Pull every "Terceros" line out of the data below.

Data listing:
....

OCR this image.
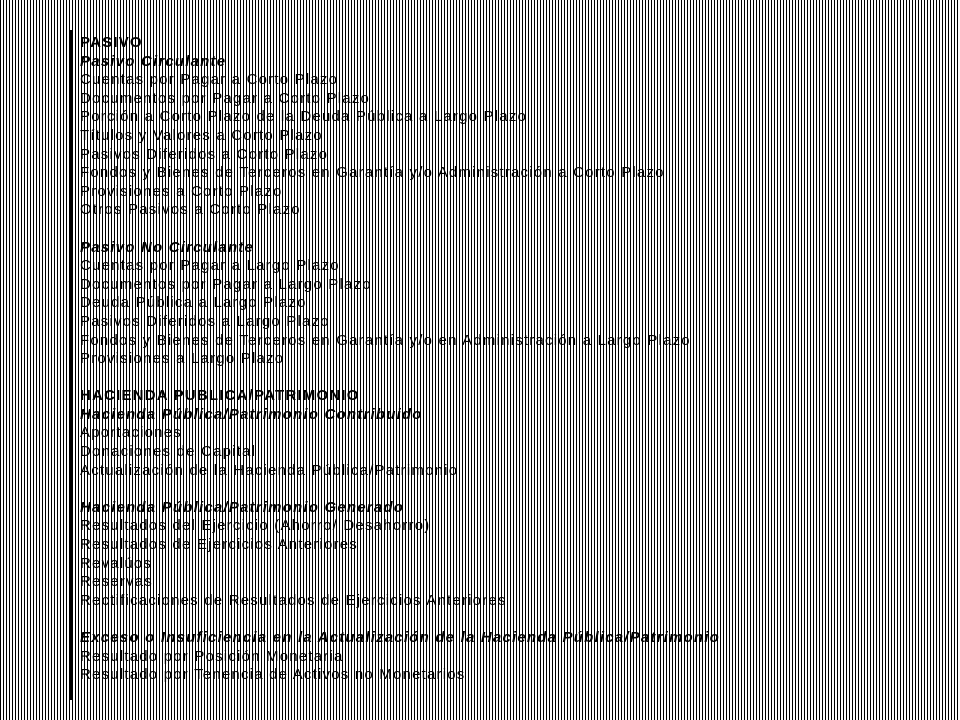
PASIVO
Pasivo Circulante
Cuentas por Pagar a Corto Plazo
Documentos por Pagar a Corto Plazo
Porción a Corto Plazo de la Deuda Pública a Largo Plazo
Títulos y Valores a Corto Plazo
Pasivos Diferidos a Corto Plazo
Fondos y Bienes de Terceros en Garantía y/o Administración a Corto Plazo
Provisiones a Corto Plazo
Otros Pasivos a Corto Plazo
Pasivo No Circulante
Cuentas por Pagar a Largo Plazo
Documentos por Pagar a Largo Plazo
Deuda Pública a Largo Plazo
Pasivos Diferidos a Largo Plazo
Fondos y Bienes de Terceros en Garantía y/o en Administración a Largo Plazo
Provisiones a Largo Plazo
HACIENDA PUBLICA/PATRIMONIO
Hacienda Pública/Patrimonio Contribuido
Aportaciones
Donaciones de Capital
Actualización de la Hacienda Pública/Patrimonio
Hacienda Pública/Patrimonio Generado
Resultados del Ejercicio (Ahorro/ Desahorro)
Resultados de Ejercicios Anteriores
Revalúos
Reservas
Rectificaciones de Resultados de Ejercicios Anteriores
Exceso o Insuficiencia en la Actualización de la Hacienda Pública/Patrimonio
Resultado por Posición Monetaria
Resultado por Tenencia de Activos no Monetarios
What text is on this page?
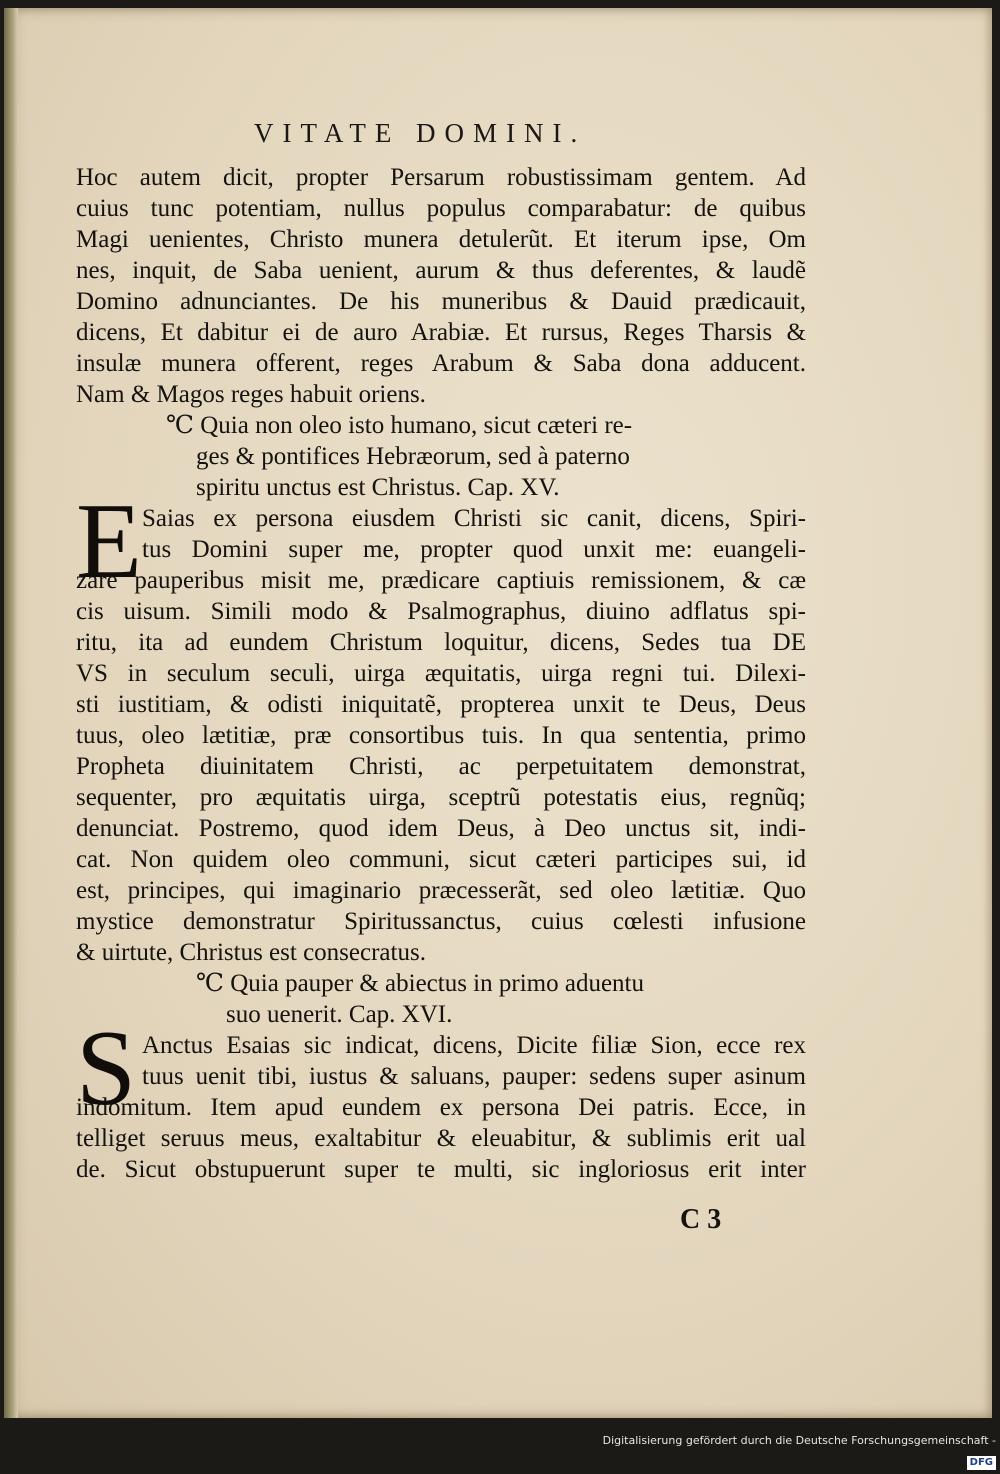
VITATE DOMINI.
Hoc autem dicit, propter Persarum robustissimam gentem. Ad
cuius tunc potentiam, nullus populus comparabatur: de quibus
Magi uenientes, Christo munera detulerũt. Et iterum ipse, Om
nes, inquit, de Saba uenient, aurum & thus deferentes, & laudẽ
Domino adnunciantes. De his muneribus & Dauid prædicauit,
dicens, Et dabitur ei de auro Arabiæ. Et rursus, Reges Tharsis &
insulæ munera offerent, reges Arabum & Saba dona adducent.
Nam & Magos reges habuit oriens.
℃ Quia non oleo isto humano, sicut cæteri re-
ges & pontifices Hebræorum, sed à paterno
spiritu unctus est Christus. Cap. XV.
Saias ex persona eiusdem Christi sic canit, dicens, Spiri-
tus Domini super me, propter quod unxit me: euangeli-
zare pauperibus misit me, prædicare captiuis remissionem, & cæ
cis uisum. Simili modo & Psalmographus, diuino adflatus spi-
ritu, ita ad eundem Christum loquitur, dicens, Sedes tua DE
VS in seculum seculi, uirga æquitatis, uirga regni tui. Dilexi-
sti iustitiam, & odisti iniquitatẽ, propterea unxit te Deus, Deus
tuus, oleo lætitiæ, præ consortibus tuis. In qua sententia, primo
Propheta diuinitatem Christi, ac perpetuitatem demonstrat,
sequenter, pro æquitatis uirga, sceptrũ potestatis eius, regnũq;
denunciat. Postremo, quod idem Deus, à Deo unctus sit, indi-
cat. Non quidem oleo communi, sicut cæteri participes sui, id
est, principes, qui imaginario præcesserãt, sed oleo lætitiæ. Quo
mystice demonstratur Spiritussanctus, cuius cœlesti infusione
& uirtute, Christus est consecratus.
℃ Quia pauper & abiectus in primo aduentu
suo uenerit. Cap. XVI.
Anctus Esaias sic indicat, dicens, Dicite filiæ Sion, ecce rex
tuus uenit tibi, iustus & saluans, pauper: sedens super asinum
indomitum. Item apud eundem ex persona Dei patris. Ecce, in
telliget seruus meus, exaltabitur & eleuabitur, & sublimis erit ual
de. Sicut obstupuerunt super te multi, sic ingloriosus erit inter
E
S
C 3
Digitalisierung gefördert durch die Deutsche Forschungsgemeinschaft -DFG
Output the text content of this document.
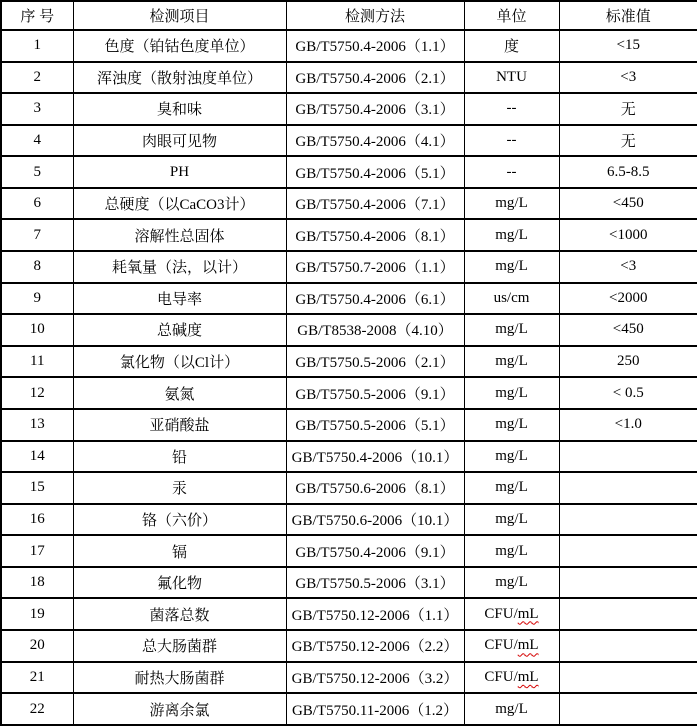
序 号	检测项目	检测方法	单位	标准值
1	色度（铂钴色度单位）	GB/T5750.4-2006（1.1）	度	<15
2	浑浊度（散射浊度单位）	GB/T5750.4-2006（2.1）	NTU	<3
3	臭和味	GB/T5750.4-2006（3.1）	--	无
4	肉眼可见物	GB/T5750.4-2006（4.1）	--	无
5	PH	GB/T5750.4-2006（5.1）	--	6.5-8.5
6	总硬度（以CaCO3计）	GB/T5750.4-2006（7.1）	mg/L	<450
7	溶解性总固体	GB/T5750.4-2006（8.1）	mg/L	<1000
8	耗氧量（法，以计）	GB/T5750.7-2006（1.1）	mg/L	<3
9	电导率	GB/T5750.4-2006（6.1）	us/cm	<2000
10	总碱度	GB/T8538-2008（4.10）	mg/L	<450
11	氯化物（以Cl计）	GB/T5750.5-2006（2.1）	mg/L	250
12	氨氮	GB/T5750.5-2006（9.1）	mg/L	< 0.5
13	亚硝酸盐	GB/T5750.5-2006（5.1）	mg/L	<1.0
14	铅	GB/T5750.4-2006（10.1）	mg/L	
15	汞	GB/T5750.6-2006（8.1）	mg/L	
16	铬（六价）	GB/T5750.6-2006（10.1）	mg/L	
17	镉	GB/T5750.4-2006（9.1）	mg/L	
18	氟化物	GB/T5750.5-2006（3.1）	mg/L	
19	菌落总数	GB/T5750.12-2006（1.1）	CFU/mL	
20	总大肠菌群	GB/T5750.12-2006（2.2）	CFU/mL	
21	耐热大肠菌群	GB/T5750.12-2006（3.2）	CFU/mL	
22	游离余氯	GB/T5750.11-2006（1.2）	mg/L	
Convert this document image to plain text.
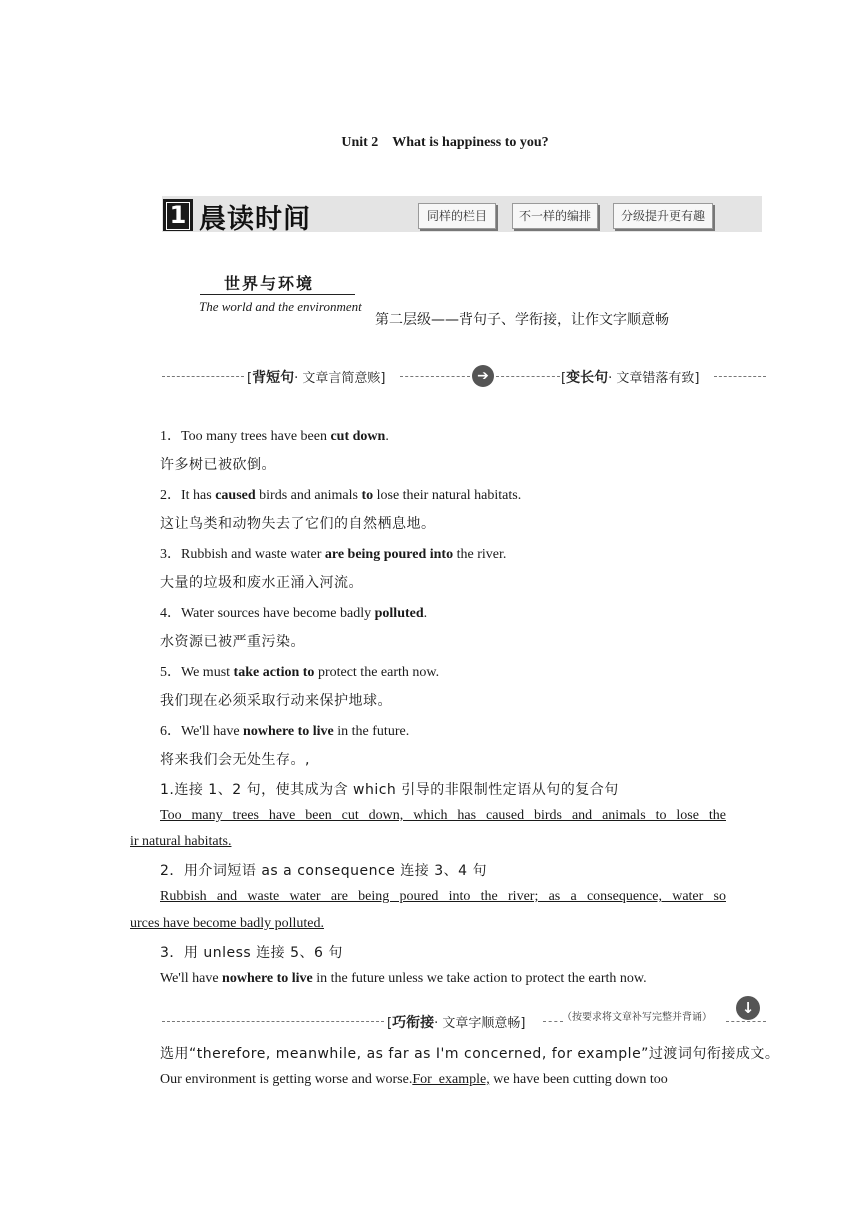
Unit 2　What is happiness to you?
1 晨读时间	同样的栏目	不一样的编排	分级提升更有趣
世界与环境
The world and the environment
第二层级——背句子、学衔接，让作文字顺意畅
[背短句· 文章言简意赅]	➔	[变长句· 文章错落有致]
1．Too many trees have been cut down.
许多树已被砍倒。
2．It has caused birds and animals to lose their natural habitats.
这让鸟类和动物失去了它们的自然栖息地。
3．Rubbish and waste water are being poured into the river.
大量的垃圾和废水正涌入河流。
4．Water sources have become badly polluted.
水资源已被严重污染。
5．We must take action to protect the earth now.
我们现在必须采取行动来保护地球。
6．We'll have nowhere to live in the future.
将来我们会无处生存。,
1.连接 1、2 句，使其成为含 which 引导的非限制性定语从句的复合句
Too many trees have been cut down, which has caused birds and animals to lose the
ir natural habitats.
2．用介词短语 as a consequence 连接 3、4 句
Rubbish and waste water are being poured into the river; as a consequence, water so
urces have become badly polluted.
3．用 unless 连接 5、6 句
We'll have nowhere to live in the future unless we take action to protect the earth now.
[巧衔接· 文章字顺意畅]	（按要求将文章补写完整并背诵）
↓
选用“therefore, meanwhile, as far as I'm concerned, for example”过渡词句衔接成文。
Our environment is getting worse and worse.For  example, we have been cutting down too
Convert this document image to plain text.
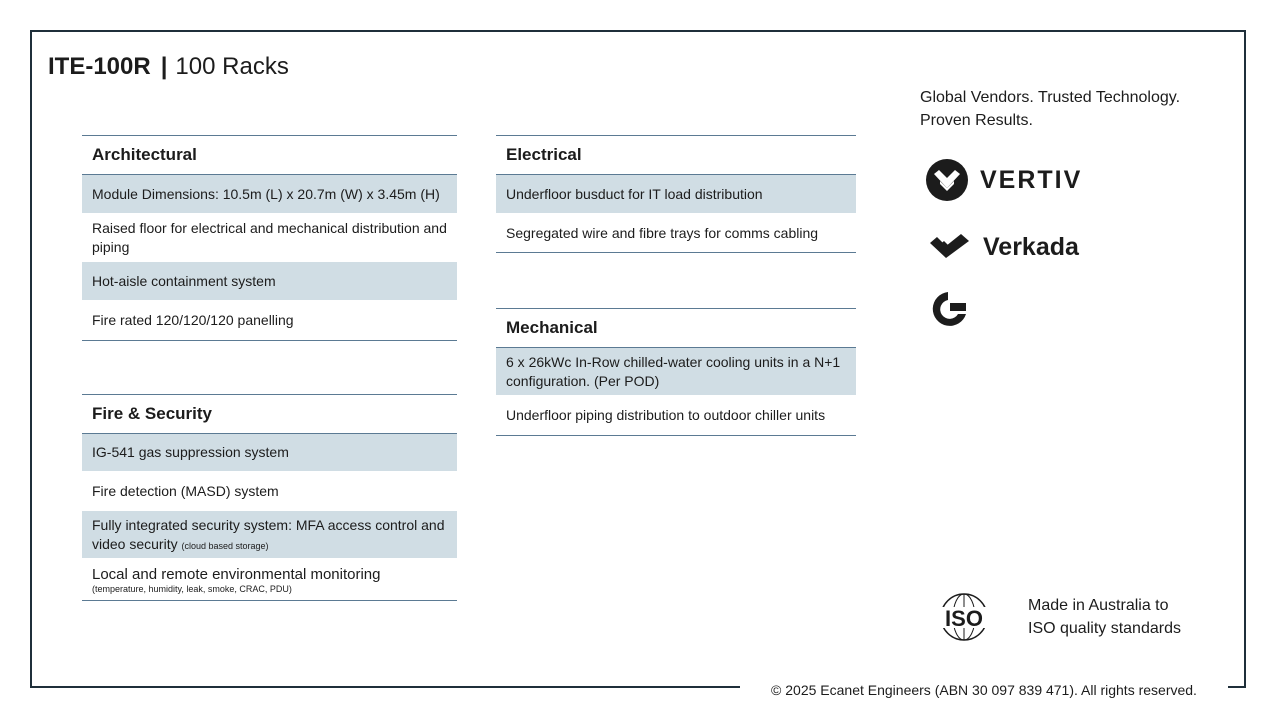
© 2025 Ecanet Engineers (ABN 30 097 839 471). All rights reserved.
ITE-100R | 100 Racks
Architectural
Module Dimensions: 10.5m (L) x 20.7m (W) x 3.45m (H)
Raised floor for electrical and mechanical distribution and piping
Hot-aisle containment system
Fire rated 120/120/120 panelling
Fire & Security
IG-541 gas suppression system
Fire detection (MASD) system
Fully integrated security system: MFA access control and video security (cloud based storage)
Local and remote environmental monitoring
(temperature, humidity, leak, smoke, CRAC, PDU)
Electrical
Underfloor busduct for IT load distribution
Segregated wire and fibre trays for comms cabling
Mechanical
6 x 26kWc In-Row chilled-water cooling units in a N+1 configuration. (Per POD)
Underfloor piping distribution to outdoor chiller units
Global Vendors. Trusted Technology.
Proven Results.
VERTIV
Verkada
ISO
Made in Australia to
ISO quality standards
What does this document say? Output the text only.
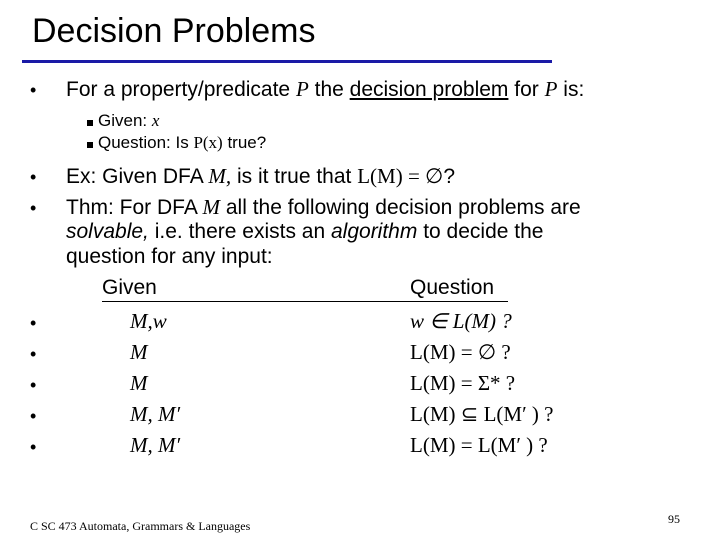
Decision Problems
• For a property/predicate P the decision problem for P is:
Given: x
Question: Is P(x) true?
• Ex: Given DFA M, is it true that L(M) = ∅?
• Thm: For DFA M all the following decision problems are
solvable, i.e. there exists an algorithm to decide the
question for any input:
Given	Question
•	M,w	w ∈ L(M) ?
•	M	L(M) = ∅ ?
•	M	L(M) = Σ* ?
•	M, M′	L(M) ⊆ L(M′ ) ?
•	M, M′	L(M) = L(M′ ) ?
C SC 473 Automata, Grammars & Languages	95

....

-- RESULT FOR THIS TASK --
Fondos y Bienes de Terceros en Garantía y/o Administración a Corto Plazo
Fondos y Bienes de Terceros en Garantía y/o en Administración a Largo Plazo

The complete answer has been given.